## DIRECTIONS
Only the pictures are to be left out; set down the rest of the records exactly.

Dataset items
^^^^

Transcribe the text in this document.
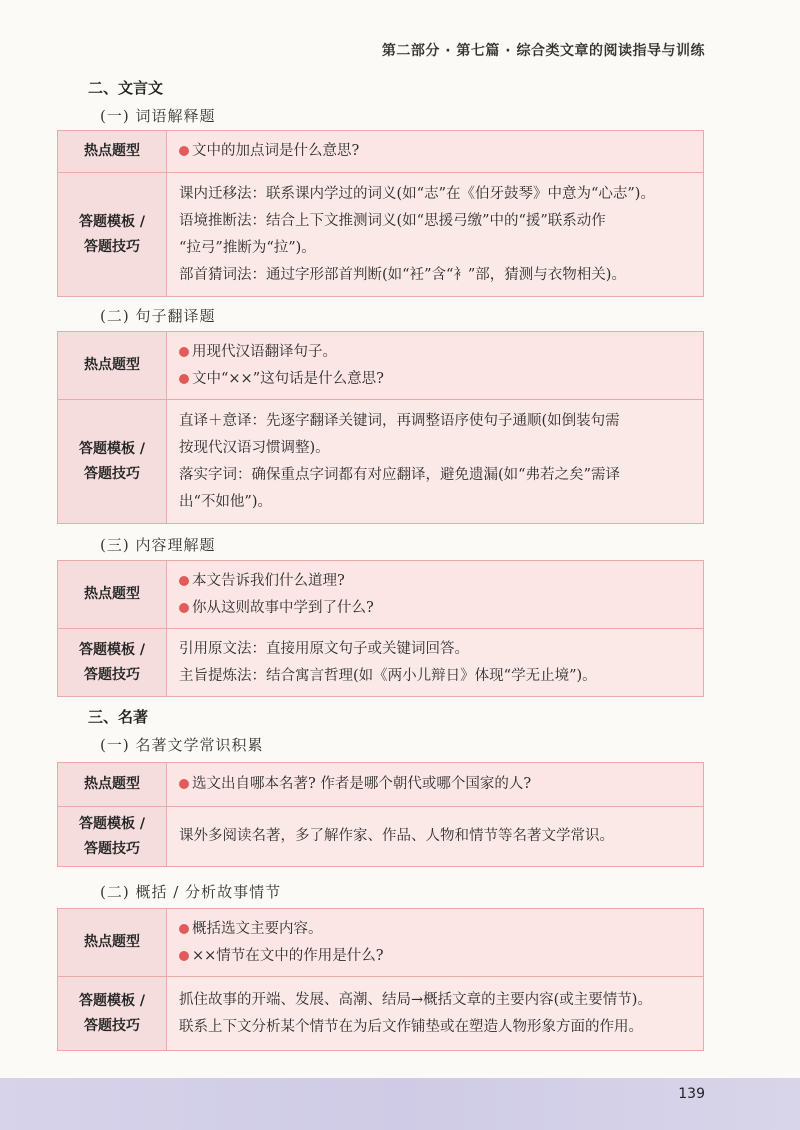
第二部分 · 第七篇 · 综合类文章的阅读指导与训练
二、文言文
(一) 词语解释题
热点题型	文中的加点词是什么意思?

答题模板 /
答题技巧	课内迁移法：联系课内学过的词义(如“志”在《伯牙鼓琴》中意为“心志”)。
语境推断法：结合上下文推测词义(如“思援弓缴”中的“援”联系动作
“拉弓”推断为“拉”)。
部首猜词法：通过字形部首判断(如“衽”含“衤”部，猜测与衣物相关)。
(二) 句子翻译题
热点题型	用现代汉语翻译句子。
文中“××”这句话是什么意思?

答题模板 /
答题技巧	直译＋意译：先逐字翻译关键词，再调整语序使句子通顺(如倒装句需
按现代汉语习惯调整)。
落实字词：确保重点字词都有对应翻译，避免遗漏(如“弗若之矣”需译
出“不如他”)。
(三) 内容理解题
热点题型	本文告诉我们什么道理?
你从这则故事中学到了什么?

答题模板 /
答题技巧	引用原文法：直接用原文句子或关键词回答。
主旨提炼法：结合寓言哲理(如《两小儿辩日》体现“学无止境”)。
三、名著
(一) 名著文学常识积累
热点题型	选文出自哪本名著? 作者是哪个朝代或哪个国家的人?

答题模板 /
答题技巧	课外多阅读名著，多了解作家、作品、人物和情节等名著文学常识。
(二) 概括 / 分析故事情节
热点题型	概括选文主要内容。
××情节在文中的作用是什么?

答题模板 /
答题技巧	抓住故事的开端、发展、高潮、结局→概括文章的主要内容(或主要情节)。
联系上下文分析某个情节在为后文作铺垫或在塑造人物形象方面的作用。
139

^^^^

## COMPLETED EXERCISE
Transcribe the text in this document.
第二部分 · 第七篇 · 综合类文章的阅读指导与训练
二、文言文
(一) 词语解释题
热点题型	文中的加点词是什么意思?

答题模板 /
答题技巧	课内迁移法：联系课内学过的词义(如“志”在《伯牙鼓琴》中意为“心志”)。
语境推断法：结合上下文推测词义(如“思援弓缴”中的“援”联系动作
“拉弓”推断为“拉”)。
部首猜词法：通过字形部首判断(如“衽”含“衤”部，猜测与衣物相关)。
(二) 句子翻译题
热点题型	用现代汉语翻译句子。
文中“××”这句话是什么意思?

答题模板 /
答题技巧	直译＋意译：先逐字翻译关键词，再调整语序使句子通顺(如倒装句需
按现代汉语习惯调整)。
落实字词：确保重点字词都有对应翻译，避免遗漏(如“弗若之矣”需译
出“不如他”)。
(三) 内容理解题
热点题型	本文告诉我们什么道理?
你从这则故事中学到了什么?

答题模板 /
答题技巧	引用原文法：直接用原文句子或关键词回答。
主旨提炼法：结合寓言哲理(如《两小儿辩日》体现“学无止境”)。
三、名著
(一) 名著文学常识积累
热点题型	选文出自哪本名著? 作者是哪个朝代或哪个国家的人?

答题模板 /
答题技巧	课外多阅读名著，多了解作家、作品、人物和情节等名著文学常识。
(二) 概括 / 分析故事情节
热点题型	概括选文主要内容。
××情节在文中的作用是什么?

答题模板 /
答题技巧	抓住故事的开端、发展、高潮、结局→概括文章的主要内容(或主要情节)。
联系上下文分析某个情节在为后文作铺垫或在塑造人物形象方面的作用。
139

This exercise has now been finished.